WHAT THE TASK ASKS →
Swap each "FAOstat" in the data below for "FAO Statistics" and leave everything else as it is. Omit the pictures from your answer.

DATA →
—————

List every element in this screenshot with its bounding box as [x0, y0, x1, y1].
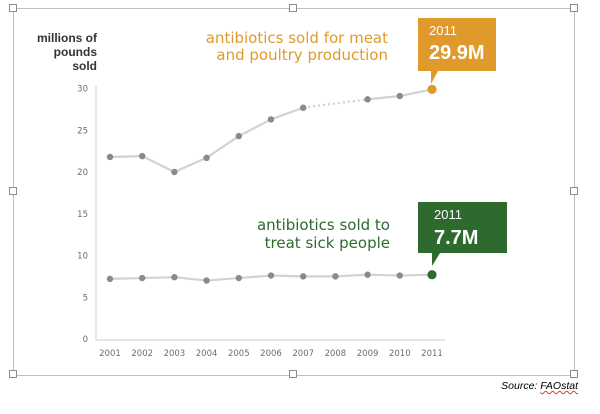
y-tick-label: 5 — [83, 293, 88, 303]
x-tick-label: 2011 — [421, 349, 443, 359]
source-note: Source: FAOstat — [501, 380, 578, 392]
callout-meat-value: 29.9M — [429, 42, 485, 64]
series-label-meat-line-2: and poultry production — [216, 46, 388, 64]
data-point — [396, 272, 403, 279]
data-point — [171, 274, 178, 281]
series-line-segment — [206, 276, 239, 282]
data-point — [171, 168, 178, 176]
data-point — [235, 274, 242, 282]
x-tick-label: 2005 — [228, 349, 250, 359]
series-line-segment — [399, 88, 433, 98]
series-line-segment — [109, 155, 143, 159]
resize-handle-bottom-center[interactable] — [289, 370, 297, 378]
series-sick-people — [106, 270, 437, 284]
callout-sick-value: 7.7M — [434, 227, 478, 249]
y-tick-label: 15 — [77, 210, 88, 220]
x-tick-label: 2004 — [196, 349, 218, 359]
series-meat-poultry — [106, 84, 437, 176]
resize-handle-middle-left[interactable] — [9, 187, 17, 195]
x-tick-label: 2007 — [292, 349, 314, 359]
y-tick-label: 10 — [77, 252, 88, 262]
callout-meat-year: 2011 — [429, 23, 457, 38]
y-axis-label-line-1: millions of — [37, 31, 98, 45]
series-line-segment — [238, 274, 272, 280]
x-tick-label: 2009 — [357, 349, 379, 359]
y-axis-label-line-2: pounds — [54, 45, 98, 59]
series-line-segment — [174, 276, 207, 282]
resize-handle-top-right[interactable] — [570, 4, 578, 12]
data-point — [203, 154, 210, 162]
data-point — [332, 273, 339, 280]
y-tick-label: 25 — [77, 126, 88, 136]
y-tick-label: 20 — [77, 168, 88, 178]
data-point — [203, 277, 210, 284]
series-label-meat-line-1: antibiotics sold for meat — [206, 29, 388, 47]
source-name: FAOstat — [540, 380, 578, 392]
data-point — [364, 96, 371, 103]
series-line-segment — [142, 276, 175, 280]
callout-sick-year: 2011 — [434, 207, 462, 222]
y-tick-label: 30 — [77, 85, 88, 95]
data-point — [235, 132, 242, 140]
series-line-segment — [367, 94, 400, 101]
series-line-segment — [205, 135, 240, 159]
source-prefix: Source: — [501, 380, 541, 392]
data-point — [300, 273, 307, 280]
series-line-segment — [335, 273, 368, 278]
series-line-segment — [399, 273, 433, 277]
data-point — [267, 116, 275, 123]
data-point — [106, 153, 114, 161]
series-line-segment — [141, 155, 175, 173]
series-label-sick-line-1: antibiotics sold to — [257, 216, 390, 234]
series-line-segment — [270, 106, 304, 121]
callout-sick: 2011 7.7M — [418, 202, 507, 266]
series-line-segment — [238, 118, 272, 138]
series-line-segment — [270, 274, 304, 278]
y-tick-labels: 0 5 10 15 20 25 30 — [77, 85, 88, 346]
series-label-sick-line-2: treat sick people — [265, 234, 390, 252]
resize-handle-bottom-right[interactable] — [570, 370, 578, 378]
highlight-point — [427, 270, 437, 280]
callout-sick-box — [418, 202, 507, 266]
x-tick-label: 2010 — [389, 349, 411, 359]
series-line-segment — [109, 276, 143, 280]
x-tick-label: 2002 — [131, 349, 153, 359]
data-point — [267, 272, 275, 279]
series-line-segment — [173, 156, 208, 174]
x-tick-label: 2006 — [260, 349, 282, 359]
y-axis-label-line-3: sold — [72, 59, 97, 73]
data-point — [396, 92, 403, 100]
series-line-segment — [303, 98, 368, 109]
x-tick-label: 2001 — [99, 349, 121, 359]
data-point — [139, 152, 146, 160]
data-point — [300, 104, 307, 111]
callout-meat: 2011 29.9M — [418, 18, 496, 84]
resize-handle-top-left[interactable] — [9, 4, 17, 12]
x-tick-label: 2008 — [325, 349, 347, 359]
resize-handle-middle-right[interactable] — [570, 187, 578, 195]
highlight-point — [427, 84, 437, 94]
data-point — [139, 274, 146, 282]
data-point — [364, 271, 371, 278]
x-tick-labels: 2001 2002 2003 2004 2005 2006 2007 2008 2009 2010… — [99, 349, 443, 359]
series-line-segment — [367, 273, 400, 277]
callout-meat-box — [418, 18, 496, 84]
resize-handle-bottom-left[interactable] — [9, 370, 17, 378]
resize-handle-top-center[interactable] — [289, 4, 297, 12]
data-point — [106, 275, 114, 283]
x-tick-label: 2003 — [164, 349, 186, 359]
y-tick-label: 0 — [83, 335, 88, 345]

—————

RESULT OF THIS EXERCISE →
List every element in this screenshot with its bounding box as [x0, y0, x1, y1].
y-tick-label: 5 — [83, 293, 88, 303]
x-tick-label: 2011 — [421, 349, 443, 359]
source-note: Source: FAO Statistics — [501, 380, 578, 392]
callout-meat-value: 29.9M — [429, 42, 485, 64]
series-label-meat-line-2: and poultry production — [216, 46, 388, 64]
data-point — [396, 272, 403, 279]
data-point — [171, 274, 178, 281]
series-line-segment — [206, 276, 239, 282]
data-point — [171, 168, 178, 176]
data-point — [235, 274, 242, 282]
x-tick-label: 2005 — [228, 349, 250, 359]
series-line-segment — [399, 88, 433, 98]
series-line-segment — [109, 155, 143, 159]
resize-handle-bottom-center[interactable] — [289, 370, 297, 378]
series-sick-people — [106, 270, 437, 284]
callout-sick-value: 7.7M — [434, 227, 478, 249]
y-tick-label: 15 — [77, 210, 88, 220]
x-tick-label: 2004 — [196, 349, 218, 359]
series-meat-poultry — [106, 84, 437, 176]
resize-handle-middle-left[interactable] — [9, 187, 17, 195]
x-tick-label: 2007 — [292, 349, 314, 359]
y-tick-label: 10 — [77, 252, 88, 262]
callout-meat-year: 2011 — [429, 23, 457, 38]
y-axis-label-line-1: millions of — [37, 31, 98, 45]
series-line-segment — [238, 274, 272, 280]
x-tick-label: 2009 — [357, 349, 379, 359]
y-axis-label-line-2: pounds — [54, 45, 98, 59]
series-line-segment — [174, 276, 207, 282]
resize-handle-top-right[interactable] — [570, 4, 578, 12]
data-point — [203, 154, 210, 162]
data-point — [332, 273, 339, 280]
y-tick-label: 25 — [77, 126, 88, 136]
y-tick-label: 20 — [77, 168, 88, 178]
data-point — [203, 277, 210, 284]
series-label-meat-line-1: antibiotics sold for meat — [206, 29, 388, 47]
source-name: FAO Statistics — [540, 380, 578, 392]
data-point — [364, 96, 371, 103]
series-line-segment — [142, 276, 175, 280]
callout-sick-year: 2011 — [434, 207, 462, 222]
y-tick-label: 30 — [77, 85, 88, 95]
data-point — [235, 132, 242, 140]
series-line-segment — [367, 94, 400, 101]
series-line-segment — [205, 135, 240, 159]
source-prefix: Source: — [501, 380, 541, 392]
data-point — [300, 273, 307, 280]
series-line-segment — [335, 273, 368, 278]
series-line-segment — [399, 273, 433, 277]
data-point — [267, 116, 275, 123]
data-point — [106, 153, 114, 161]
series-line-segment — [141, 155, 175, 173]
series-label-sick-line-1: antibiotics sold to — [257, 216, 390, 234]
series-line-segment — [270, 106, 304, 121]
callout-sick: 2011 7.7M — [418, 202, 507, 266]
series-line-segment — [238, 118, 272, 138]
series-line-segment — [270, 274, 304, 278]
y-tick-labels: 0 5 10 15 20 25 30 — [77, 85, 88, 346]
series-label-sick-line-2: treat sick people — [265, 234, 390, 252]
resize-handle-bottom-right[interactable] — [570, 370, 578, 378]
highlight-point — [427, 270, 437, 280]
callout-sick-box — [418, 202, 507, 266]
x-tick-label: 2010 — [389, 349, 411, 359]
series-line-segment — [109, 276, 143, 280]
x-tick-label: 2002 — [131, 349, 153, 359]
data-point — [267, 272, 275, 279]
series-line-segment — [173, 156, 208, 174]
x-tick-label: 2006 — [260, 349, 282, 359]
y-axis-label-line-3: sold — [72, 59, 97, 73]
data-point — [396, 92, 403, 100]
series-line-segment — [303, 98, 368, 109]
x-tick-label: 2001 — [99, 349, 121, 359]
data-point — [139, 152, 146, 160]
data-point — [300, 104, 307, 111]
callout-meat: 2011 29.9M — [418, 18, 496, 84]
resize-handle-top-left[interactable] — [9, 4, 17, 12]
x-tick-label: 2008 — [325, 349, 347, 359]
resize-handle-middle-right[interactable] — [570, 187, 578, 195]
highlight-point — [427, 84, 437, 94]
data-point — [139, 274, 146, 282]
data-point — [364, 271, 371, 278]
x-tick-labels: 2001 2002 2003 2004 2005 2006 2007 2008 2009 2010… — [99, 349, 443, 359]
series-line-segment — [367, 273, 400, 277]
callout-meat-box — [418, 18, 496, 84]
resize-handle-bottom-left[interactable] — [9, 370, 17, 378]
resize-handle-top-center[interactable] — [289, 4, 297, 12]
data-point — [106, 275, 114, 283]
x-tick-label: 2003 — [164, 349, 186, 359]
y-tick-label: 0 — [83, 335, 88, 345]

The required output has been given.